Task goal → Reproduce the listing below without any change.

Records
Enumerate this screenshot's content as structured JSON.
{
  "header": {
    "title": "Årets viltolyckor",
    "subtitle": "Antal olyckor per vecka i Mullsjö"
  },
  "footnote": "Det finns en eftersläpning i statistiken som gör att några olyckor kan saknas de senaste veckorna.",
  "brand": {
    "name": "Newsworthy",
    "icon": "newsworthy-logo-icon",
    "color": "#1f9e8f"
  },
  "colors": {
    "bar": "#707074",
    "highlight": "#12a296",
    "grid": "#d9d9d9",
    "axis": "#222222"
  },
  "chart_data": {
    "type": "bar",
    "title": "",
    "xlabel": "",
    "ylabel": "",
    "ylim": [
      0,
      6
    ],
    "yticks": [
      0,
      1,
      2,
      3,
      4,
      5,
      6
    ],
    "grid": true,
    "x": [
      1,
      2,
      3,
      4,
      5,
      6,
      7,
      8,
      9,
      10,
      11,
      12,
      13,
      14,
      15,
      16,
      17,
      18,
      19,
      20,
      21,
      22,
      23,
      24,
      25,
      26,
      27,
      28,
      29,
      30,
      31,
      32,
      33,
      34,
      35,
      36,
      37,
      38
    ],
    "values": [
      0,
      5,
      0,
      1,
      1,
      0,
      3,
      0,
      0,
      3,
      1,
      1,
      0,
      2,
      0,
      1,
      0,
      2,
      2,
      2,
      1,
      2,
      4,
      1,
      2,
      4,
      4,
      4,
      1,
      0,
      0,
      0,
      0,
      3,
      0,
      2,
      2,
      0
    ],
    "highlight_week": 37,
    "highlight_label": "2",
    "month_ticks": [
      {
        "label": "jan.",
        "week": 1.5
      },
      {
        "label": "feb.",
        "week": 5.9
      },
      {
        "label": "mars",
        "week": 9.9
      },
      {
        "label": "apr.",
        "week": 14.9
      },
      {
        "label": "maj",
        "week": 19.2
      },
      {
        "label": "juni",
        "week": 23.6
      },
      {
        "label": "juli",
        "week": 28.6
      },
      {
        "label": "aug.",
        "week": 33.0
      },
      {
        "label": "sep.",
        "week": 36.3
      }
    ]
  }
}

Solution →
Enumerate this screenshot's content as structured JSON.
{
  "header": {
    "title": "Årets viltolyckor",
    "subtitle": "Antal olyckor per vecka i Mullsjö"
  },
  "footnote": "Det finns en eftersläpning i statistiken som gör att några olyckor kan saknas de senaste veckorna.",
  "brand": {
    "name": "Newsworthy",
    "icon": "newsworthy-logo-icon",
    "color": "#1f9e8f"
  },
  "colors": {
    "bar": "#707074",
    "highlight": "#12a296",
    "grid": "#d9d9d9",
    "axis": "#222222"
  },
  "chart_data": {
    "type": "bar",
    "title": "",
    "xlabel": "",
    "ylabel": "",
    "ylim": [
      0,
      6
    ],
    "yticks": [
      0,
      1,
      2,
      3,
      4,
      5,
      6
    ],
    "grid": true,
    "x": [
      1,
      2,
      3,
      4,
      5,
      6,
      7,
      8,
      9,
      10,
      11,
      12,
      13,
      14,
      15,
      16,
      17,
      18,
      19,
      20,
      21,
      22,
      23,
      24,
      25,
      26,
      27,
      28,
      29,
      30,
      31,
      32,
      33,
      34,
      35,
      36,
      37,
      38
    ],
    "values": [
      0,
      5,
      0,
      1,
      1,
      0,
      3,
      0,
      0,
      3,
      1,
      1,
      0,
      2,
      0,
      1,
      0,
      2,
      2,
      2,
      1,
      2,
      4,
      1,
      2,
      4,
      4,
      4,
      1,
      0,
      0,
      0,
      0,
      3,
      0,
      2,
      2,
      0
    ],
    "highlight_week": 37,
    "highlight_label": "2",
    "month_ticks": [
      {
        "label": "jan.",
        "week": 1.5
      },
      {
        "label": "feb.",
        "week": 5.9
      },
      {
        "label": "mars",
        "week": 9.9
      },
      {
        "label": "apr.",
        "week": 14.9
      },
      {
        "label": "maj",
        "week": 19.2
      },
      {
        "label": "juni",
        "week": 23.6
      },
      {
        "label": "juli",
        "week": 28.6
      },
      {
        "label": "aug.",
        "week": 33.0
      },
      {
        "label": "sep.",
        "week": 36.3
      }
    ]
  }
}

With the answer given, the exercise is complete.